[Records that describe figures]

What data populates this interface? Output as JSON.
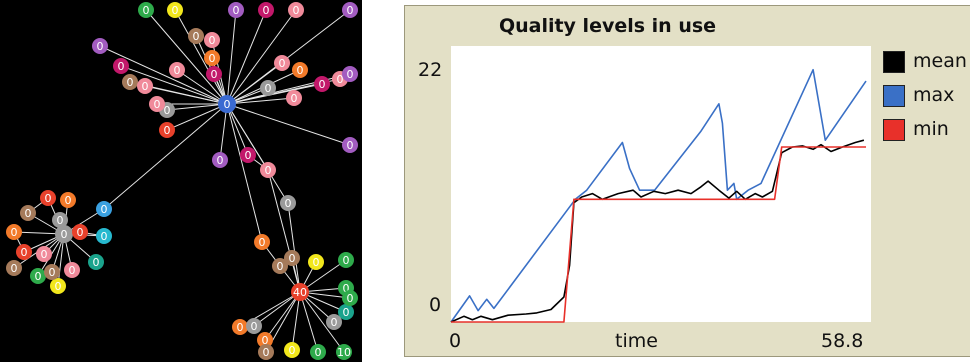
{
  "plot": {
    "title": "Quality levels in use",
    "y_max_label": "22",
    "y_min_label": "0",
    "x_min_label": "0",
    "x_max_label": "58.8",
    "x_axis_label": "time"
  },
  "legend": [
    {
      "label": "mean",
      "color": "#000000"
    },
    {
      "label": "max",
      "color": "#3a70c6"
    },
    {
      "label": "min",
      "color": "#e8302a"
    }
  ],
  "chart_data": {
    "type": "line",
    "title": "Quality levels in use",
    "xlabel": "time",
    "ylabel": "",
    "xlim": [
      0,
      58.8
    ],
    "ylim": [
      0,
      22
    ],
    "series": [
      {
        "name": "max",
        "color": "#3a70c6",
        "points": [
          [
            0,
            0
          ],
          [
            2.6,
            2.3
          ],
          [
            3.8,
            1.0
          ],
          [
            5.0,
            2.0
          ],
          [
            6.0,
            1.2
          ],
          [
            17.4,
            10.8
          ],
          [
            19.0,
            11.6
          ],
          [
            24.0,
            15.8
          ],
          [
            25.0,
            13.5
          ],
          [
            26.4,
            11.6
          ],
          [
            28.5,
            11.6
          ],
          [
            35.0,
            16.8
          ],
          [
            37.5,
            19.2
          ],
          [
            38.0,
            17.5
          ],
          [
            38.7,
            11.6
          ],
          [
            39.6,
            12.2
          ],
          [
            40.0,
            10.8
          ],
          [
            41.6,
            11.6
          ],
          [
            43.4,
            12.2
          ],
          [
            50.7,
            22.2
          ],
          [
            52.4,
            16.0
          ],
          [
            58.1,
            21.2
          ]
        ]
      },
      {
        "name": "mean",
        "color": "#000000",
        "points": [
          [
            0,
            0
          ],
          [
            1.8,
            0.5
          ],
          [
            3.0,
            0.2
          ],
          [
            4.2,
            0.5
          ],
          [
            5.8,
            0.2
          ],
          [
            8.0,
            0.6
          ],
          [
            10.5,
            0.7
          ],
          [
            12.0,
            0.8
          ],
          [
            14.0,
            1.1
          ],
          [
            15.8,
            2.2
          ],
          [
            16.6,
            5.0
          ],
          [
            17.2,
            10.5
          ],
          [
            18.3,
            11.0
          ],
          [
            19.8,
            11.3
          ],
          [
            21.2,
            10.8
          ],
          [
            23.4,
            11.3
          ],
          [
            25.5,
            11.6
          ],
          [
            26.6,
            11.0
          ],
          [
            28.4,
            11.5
          ],
          [
            30.0,
            11.3
          ],
          [
            31.8,
            11.6
          ],
          [
            33.6,
            11.3
          ],
          [
            35.0,
            11.9
          ],
          [
            36.0,
            12.4
          ],
          [
            37.5,
            11.6
          ],
          [
            38.9,
            10.9
          ],
          [
            40.0,
            11.5
          ],
          [
            41.2,
            10.8
          ],
          [
            42.6,
            11.3
          ],
          [
            43.6,
            11.0
          ],
          [
            45.0,
            11.5
          ],
          [
            46.3,
            14.9
          ],
          [
            47.8,
            15.4
          ],
          [
            49.2,
            15.5
          ],
          [
            50.7,
            15.2
          ],
          [
            51.8,
            15.6
          ],
          [
            53.2,
            15.0
          ],
          [
            54.8,
            15.4
          ],
          [
            56.6,
            15.8
          ],
          [
            57.8,
            16.0
          ]
        ]
      },
      {
        "name": "min",
        "color": "#e8302a",
        "points": [
          [
            0,
            0
          ],
          [
            15.8,
            0
          ],
          [
            17.2,
            10.8
          ],
          [
            45.3,
            10.8
          ],
          [
            46.3,
            15.4
          ],
          [
            58.1,
            15.4
          ]
        ]
      }
    ],
    "grid": false,
    "legend_position": "right"
  },
  "network": {
    "node_labels": [
      "0",
      "40",
      "10"
    ]
  }
}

Goal: Reproduce every line exactly and omit all pictures.

Completed exercise:
What data populates this interface? Output as JSON.
{
  "plot": {
    "title": "Quality levels in use",
    "y_max_label": "22",
    "y_min_label": "0",
    "x_min_label": "0",
    "x_max_label": "58.8",
    "x_axis_label": "time"
  },
  "legend": [
    {
      "label": "mean",
      "color": "#000000"
    },
    {
      "label": "max",
      "color": "#3a70c6"
    },
    {
      "label": "min",
      "color": "#e8302a"
    }
  ],
  "chart_data": {
    "type": "line",
    "title": "Quality levels in use",
    "xlabel": "time",
    "ylabel": "",
    "xlim": [
      0,
      58.8
    ],
    "ylim": [
      0,
      22
    ],
    "series": [
      {
        "name": "max",
        "color": "#3a70c6",
        "points": [
          [
            0,
            0
          ],
          [
            2.6,
            2.3
          ],
          [
            3.8,
            1.0
          ],
          [
            5.0,
            2.0
          ],
          [
            6.0,
            1.2
          ],
          [
            17.4,
            10.8
          ],
          [
            19.0,
            11.6
          ],
          [
            24.0,
            15.8
          ],
          [
            25.0,
            13.5
          ],
          [
            26.4,
            11.6
          ],
          [
            28.5,
            11.6
          ],
          [
            35.0,
            16.8
          ],
          [
            37.5,
            19.2
          ],
          [
            38.0,
            17.5
          ],
          [
            38.7,
            11.6
          ],
          [
            39.6,
            12.2
          ],
          [
            40.0,
            10.8
          ],
          [
            41.6,
            11.6
          ],
          [
            43.4,
            12.2
          ],
          [
            50.7,
            22.2
          ],
          [
            52.4,
            16.0
          ],
          [
            58.1,
            21.2
          ]
        ]
      },
      {
        "name": "mean",
        "color": "#000000",
        "points": [
          [
            0,
            0
          ],
          [
            1.8,
            0.5
          ],
          [
            3.0,
            0.2
          ],
          [
            4.2,
            0.5
          ],
          [
            5.8,
            0.2
          ],
          [
            8.0,
            0.6
          ],
          [
            10.5,
            0.7
          ],
          [
            12.0,
            0.8
          ],
          [
            14.0,
            1.1
          ],
          [
            15.8,
            2.2
          ],
          [
            16.6,
            5.0
          ],
          [
            17.2,
            10.5
          ],
          [
            18.3,
            11.0
          ],
          [
            19.8,
            11.3
          ],
          [
            21.2,
            10.8
          ],
          [
            23.4,
            11.3
          ],
          [
            25.5,
            11.6
          ],
          [
            26.6,
            11.0
          ],
          [
            28.4,
            11.5
          ],
          [
            30.0,
            11.3
          ],
          [
            31.8,
            11.6
          ],
          [
            33.6,
            11.3
          ],
          [
            35.0,
            11.9
          ],
          [
            36.0,
            12.4
          ],
          [
            37.5,
            11.6
          ],
          [
            38.9,
            10.9
          ],
          [
            40.0,
            11.5
          ],
          [
            41.2,
            10.8
          ],
          [
            42.6,
            11.3
          ],
          [
            43.6,
            11.0
          ],
          [
            45.0,
            11.5
          ],
          [
            46.3,
            14.9
          ],
          [
            47.8,
            15.4
          ],
          [
            49.2,
            15.5
          ],
          [
            50.7,
            15.2
          ],
          [
            51.8,
            15.6
          ],
          [
            53.2,
            15.0
          ],
          [
            54.8,
            15.4
          ],
          [
            56.6,
            15.8
          ],
          [
            57.8,
            16.0
          ]
        ]
      },
      {
        "name": "min",
        "color": "#e8302a",
        "points": [
          [
            0,
            0
          ],
          [
            15.8,
            0
          ],
          [
            17.2,
            10.8
          ],
          [
            45.3,
            10.8
          ],
          [
            46.3,
            15.4
          ],
          [
            58.1,
            15.4
          ]
        ]
      }
    ],
    "grid": false,
    "legend_position": "right"
  },
  "network": {
    "node_labels": [
      "0",
      "40",
      "10"
    ]
  }
}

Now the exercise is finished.